Given problem:
Can you rewrite the listing below with every "chevron-right-icon" changed to "arrow-right-icon" and nothing else altered, leaving out the pictures?

Records provided:
════════════════

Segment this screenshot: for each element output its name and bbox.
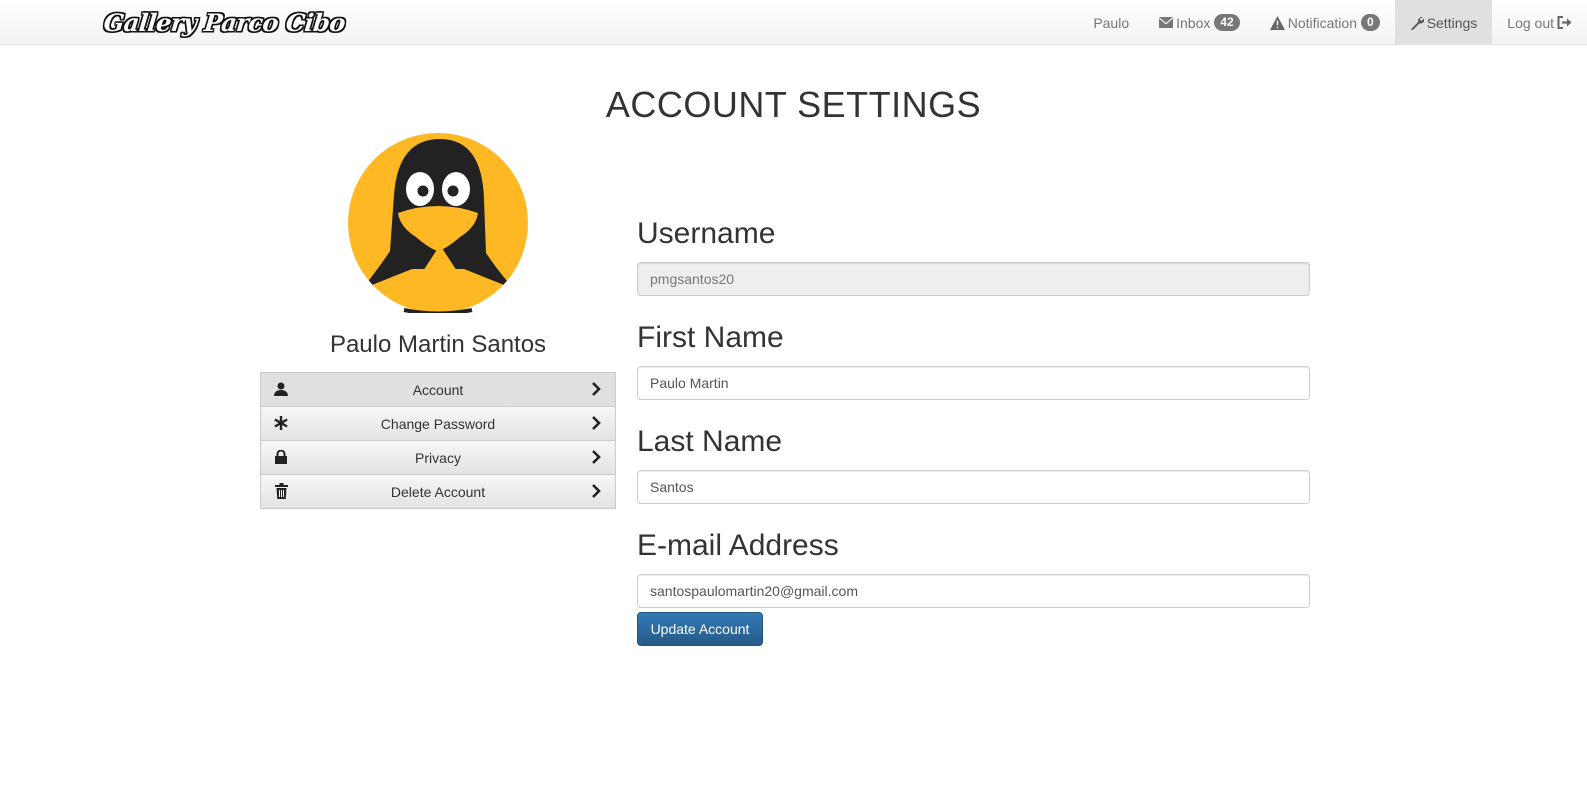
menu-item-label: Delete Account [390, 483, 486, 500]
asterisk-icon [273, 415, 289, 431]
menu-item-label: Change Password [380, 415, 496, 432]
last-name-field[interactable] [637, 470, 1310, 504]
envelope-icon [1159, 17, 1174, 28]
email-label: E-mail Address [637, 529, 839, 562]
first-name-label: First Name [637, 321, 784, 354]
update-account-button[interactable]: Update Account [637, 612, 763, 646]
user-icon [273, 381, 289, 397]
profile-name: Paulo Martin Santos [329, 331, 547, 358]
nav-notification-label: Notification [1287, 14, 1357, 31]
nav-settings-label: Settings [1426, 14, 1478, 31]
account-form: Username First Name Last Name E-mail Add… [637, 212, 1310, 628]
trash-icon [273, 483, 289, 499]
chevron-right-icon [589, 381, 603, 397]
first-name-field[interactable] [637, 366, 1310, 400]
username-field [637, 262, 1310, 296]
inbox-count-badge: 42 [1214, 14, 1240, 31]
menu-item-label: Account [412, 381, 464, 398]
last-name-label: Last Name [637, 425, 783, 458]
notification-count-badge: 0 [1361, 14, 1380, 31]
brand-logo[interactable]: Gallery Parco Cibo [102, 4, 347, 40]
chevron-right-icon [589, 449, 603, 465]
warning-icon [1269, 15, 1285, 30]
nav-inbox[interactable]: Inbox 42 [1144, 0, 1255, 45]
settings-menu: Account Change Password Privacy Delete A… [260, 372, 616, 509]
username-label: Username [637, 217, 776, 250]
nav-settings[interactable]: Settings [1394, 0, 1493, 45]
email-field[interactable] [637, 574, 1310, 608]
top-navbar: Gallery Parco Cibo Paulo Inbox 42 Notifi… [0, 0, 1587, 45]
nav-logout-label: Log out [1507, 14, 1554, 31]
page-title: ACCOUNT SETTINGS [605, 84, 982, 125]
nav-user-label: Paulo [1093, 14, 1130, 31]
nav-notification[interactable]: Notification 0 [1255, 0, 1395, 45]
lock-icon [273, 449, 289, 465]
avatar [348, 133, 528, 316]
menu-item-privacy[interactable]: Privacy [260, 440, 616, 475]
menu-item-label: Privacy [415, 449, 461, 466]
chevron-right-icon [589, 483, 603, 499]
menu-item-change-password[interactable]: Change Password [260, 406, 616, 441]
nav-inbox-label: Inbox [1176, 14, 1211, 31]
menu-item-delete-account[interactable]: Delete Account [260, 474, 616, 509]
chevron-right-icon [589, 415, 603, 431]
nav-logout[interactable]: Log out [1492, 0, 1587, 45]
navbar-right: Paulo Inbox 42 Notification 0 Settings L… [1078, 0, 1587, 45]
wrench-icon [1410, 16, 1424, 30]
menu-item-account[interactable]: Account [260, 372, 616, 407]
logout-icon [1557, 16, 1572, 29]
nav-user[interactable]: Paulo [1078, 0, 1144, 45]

════════════════

Reply:
Segment this screenshot: for each element output its name and bbox.
menu-item-label: Delete Account [390, 483, 486, 500]
asterisk-icon [273, 415, 289, 431]
menu-item-label: Change Password [380, 415, 496, 432]
last-name-field[interactable] [637, 470, 1310, 504]
envelope-icon [1159, 17, 1174, 28]
email-label: E-mail Address [637, 529, 839, 562]
first-name-label: First Name [637, 321, 784, 354]
update-account-button[interactable]: Update Account [637, 612, 763, 646]
user-icon [273, 381, 289, 397]
profile-name: Paulo Martin Santos [329, 331, 547, 358]
nav-notification-label: Notification [1287, 14, 1357, 31]
nav-settings-label: Settings [1426, 14, 1478, 31]
account-form: Username First Name Last Name E-mail Add… [637, 212, 1310, 628]
trash-icon [273, 483, 289, 499]
arrow-right-icon [589, 381, 603, 397]
first-name-field[interactable] [637, 366, 1310, 400]
username-field [637, 262, 1310, 296]
inbox-count-badge: 42 [1214, 14, 1240, 31]
menu-item-label: Account [412, 381, 464, 398]
last-name-label: Last Name [637, 425, 783, 458]
notification-count-badge: 0 [1361, 14, 1380, 31]
brand-logo[interactable]: Gallery Parco Cibo [102, 4, 347, 40]
arrow-right-icon [589, 449, 603, 465]
warning-icon [1269, 15, 1285, 30]
nav-inbox[interactable]: Inbox 42 [1144, 0, 1255, 45]
settings-menu: Account Change Password Privacy Delete A… [260, 372, 616, 509]
username-label: Username [637, 217, 776, 250]
nav-settings[interactable]: Settings [1394, 0, 1493, 45]
email-field[interactable] [637, 574, 1310, 608]
top-navbar: Gallery Parco Cibo Paulo Inbox 42 Notifi… [0, 0, 1587, 45]
nav-logout-label: Log out [1507, 14, 1554, 31]
page-title: ACCOUNT SETTINGS [605, 84, 982, 125]
nav-user-label: Paulo [1093, 14, 1130, 31]
nav-notification[interactable]: Notification 0 [1255, 0, 1395, 45]
lock-icon [273, 449, 289, 465]
avatar [348, 133, 528, 316]
menu-item-privacy[interactable]: Privacy [260, 440, 616, 475]
menu-item-label: Privacy [415, 449, 461, 466]
arrow-right-icon [589, 483, 603, 499]
menu-item-change-password[interactable]: Change Password [260, 406, 616, 441]
nav-inbox-label: Inbox [1176, 14, 1211, 31]
menu-item-delete-account[interactable]: Delete Account [260, 474, 616, 509]
arrow-right-icon [589, 415, 603, 431]
nav-logout[interactable]: Log out [1492, 0, 1587, 45]
navbar-right: Paulo Inbox 42 Notification 0 Settings L… [1078, 0, 1587, 45]
wrench-icon [1410, 16, 1424, 30]
menu-item-account[interactable]: Account [260, 372, 616, 407]
logout-icon [1557, 16, 1572, 29]
nav-user[interactable]: Paulo [1078, 0, 1144, 45]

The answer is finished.